Lines of data:
* BEGIN *

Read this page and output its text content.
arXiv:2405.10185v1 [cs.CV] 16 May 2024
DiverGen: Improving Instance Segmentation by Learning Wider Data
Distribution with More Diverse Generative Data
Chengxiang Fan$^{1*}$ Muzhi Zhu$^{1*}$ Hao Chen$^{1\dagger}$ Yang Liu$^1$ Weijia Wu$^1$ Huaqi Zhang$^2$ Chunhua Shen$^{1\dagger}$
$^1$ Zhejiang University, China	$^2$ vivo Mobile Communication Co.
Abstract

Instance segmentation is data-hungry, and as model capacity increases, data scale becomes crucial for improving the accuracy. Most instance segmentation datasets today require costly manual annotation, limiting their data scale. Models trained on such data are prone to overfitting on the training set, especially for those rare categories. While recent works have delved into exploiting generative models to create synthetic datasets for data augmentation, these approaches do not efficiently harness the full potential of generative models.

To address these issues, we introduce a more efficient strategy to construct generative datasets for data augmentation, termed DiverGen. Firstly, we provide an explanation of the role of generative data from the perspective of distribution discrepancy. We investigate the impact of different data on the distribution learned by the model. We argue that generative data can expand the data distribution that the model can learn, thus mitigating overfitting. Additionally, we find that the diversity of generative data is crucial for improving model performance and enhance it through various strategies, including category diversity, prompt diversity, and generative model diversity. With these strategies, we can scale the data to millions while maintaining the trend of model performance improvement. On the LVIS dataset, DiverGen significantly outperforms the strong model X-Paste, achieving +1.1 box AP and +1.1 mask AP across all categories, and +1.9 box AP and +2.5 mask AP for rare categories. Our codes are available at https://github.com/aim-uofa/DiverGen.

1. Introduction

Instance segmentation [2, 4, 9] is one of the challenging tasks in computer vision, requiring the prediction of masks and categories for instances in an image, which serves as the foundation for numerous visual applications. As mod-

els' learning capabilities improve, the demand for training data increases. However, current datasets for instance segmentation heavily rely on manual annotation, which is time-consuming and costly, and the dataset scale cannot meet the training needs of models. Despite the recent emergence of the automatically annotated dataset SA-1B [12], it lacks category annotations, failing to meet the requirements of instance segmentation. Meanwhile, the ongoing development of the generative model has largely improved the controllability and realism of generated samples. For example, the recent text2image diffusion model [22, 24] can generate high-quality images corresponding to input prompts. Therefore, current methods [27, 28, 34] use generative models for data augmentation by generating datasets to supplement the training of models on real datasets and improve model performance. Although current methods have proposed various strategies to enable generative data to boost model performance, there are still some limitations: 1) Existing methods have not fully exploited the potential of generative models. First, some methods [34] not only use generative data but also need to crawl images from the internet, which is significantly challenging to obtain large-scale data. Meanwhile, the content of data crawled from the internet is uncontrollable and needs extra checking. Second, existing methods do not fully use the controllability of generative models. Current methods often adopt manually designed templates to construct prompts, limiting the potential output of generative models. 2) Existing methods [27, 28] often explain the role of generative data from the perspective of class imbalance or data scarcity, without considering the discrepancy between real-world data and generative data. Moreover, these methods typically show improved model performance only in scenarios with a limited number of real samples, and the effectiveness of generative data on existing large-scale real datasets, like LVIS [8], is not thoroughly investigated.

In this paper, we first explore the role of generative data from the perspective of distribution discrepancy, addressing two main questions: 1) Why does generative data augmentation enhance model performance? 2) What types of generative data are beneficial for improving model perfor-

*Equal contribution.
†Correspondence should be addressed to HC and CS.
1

* END *

Copy the records above exactly.

Read this page and output its text content.
arXiv:2405.10185v1 [cs.CV] 16 May 2024
DiverGen: Improving Instance Segmentation by Learning Wider Data
Distribution with More Diverse Generative Data
Chengxiang Fan$^{1*}$ Muzhi Zhu$^{1*}$ Hao Chen$^{1\dagger}$ Yang Liu$^1$ Weijia Wu$^1$ Huaqi Zhang$^2$ Chunhua Shen$^{1\dagger}$
$^1$ Zhejiang University, China	$^2$ vivo Mobile Communication Co.
Abstract

Instance segmentation is data-hungry, and as model capacity increases, data scale becomes crucial for improving the accuracy. Most instance segmentation datasets today require costly manual annotation, limiting their data scale. Models trained on such data are prone to overfitting on the training set, especially for those rare categories. While recent works have delved into exploiting generative models to create synthetic datasets for data augmentation, these approaches do not efficiently harness the full potential of generative models.

To address these issues, we introduce a more efficient strategy to construct generative datasets for data augmentation, termed DiverGen. Firstly, we provide an explanation of the role of generative data from the perspective of distribution discrepancy. We investigate the impact of different data on the distribution learned by the model. We argue that generative data can expand the data distribution that the model can learn, thus mitigating overfitting. Additionally, we find that the diversity of generative data is crucial for improving model performance and enhance it through various strategies, including category diversity, prompt diversity, and generative model diversity. With these strategies, we can scale the data to millions while maintaining the trend of model performance improvement. On the LVIS dataset, DiverGen significantly outperforms the strong model X-Paste, achieving +1.1 box AP and +1.1 mask AP across all categories, and +1.9 box AP and +2.5 mask AP for rare categories. Our codes are available at https://github.com/aim-uofa/DiverGen.

1. Introduction

Instance segmentation [2, 4, 9] is one of the challenging tasks in computer vision, requiring the prediction of masks and categories for instances in an image, which serves as the foundation for numerous visual applications. As mod-

els' learning capabilities improve, the demand for training data increases. However, current datasets for instance segmentation heavily rely on manual annotation, which is time-consuming and costly, and the dataset scale cannot meet the training needs of models. Despite the recent emergence of the automatically annotated dataset SA-1B [12], it lacks category annotations, failing to meet the requirements of instance segmentation. Meanwhile, the ongoing development of the generative model has largely improved the controllability and realism of generated samples. For example, the recent text2image diffusion model [22, 24] can generate high-quality images corresponding to input prompts. Therefore, current methods [27, 28, 34] use generative models for data augmentation by generating datasets to supplement the training of models on real datasets and improve model performance. Although current methods have proposed various strategies to enable generative data to boost model performance, there are still some limitations: 1) Existing methods have not fully exploited the potential of generative models. First, some methods [34] not only use generative data but also need to crawl images from the internet, which is significantly challenging to obtain large-scale data. Meanwhile, the content of data crawled from the internet is uncontrollable and needs extra checking. Second, existing methods do not fully use the controllability of generative models. Current methods often adopt manually designed templates to construct prompts, limiting the potential output of generative models. 2) Existing methods [27, 28] often explain the role of generative data from the perspective of class imbalance or data scarcity, without considering the discrepancy between real-world data and generative data. Moreover, these methods typically show improved model performance only in scenarios with a limited number of real samples, and the effectiveness of generative data on existing large-scale real datasets, like LVIS [8], is not thoroughly investigated.

In this paper, we first explore the role of generative data from the perspective of distribution discrepancy, addressing two main questions: 1) Why does generative data augmentation enhance model performance? 2) What types of generative data are beneficial for improving model perfor-

*Equal contribution.
†Correspondence should be addressed to HC and CS.
1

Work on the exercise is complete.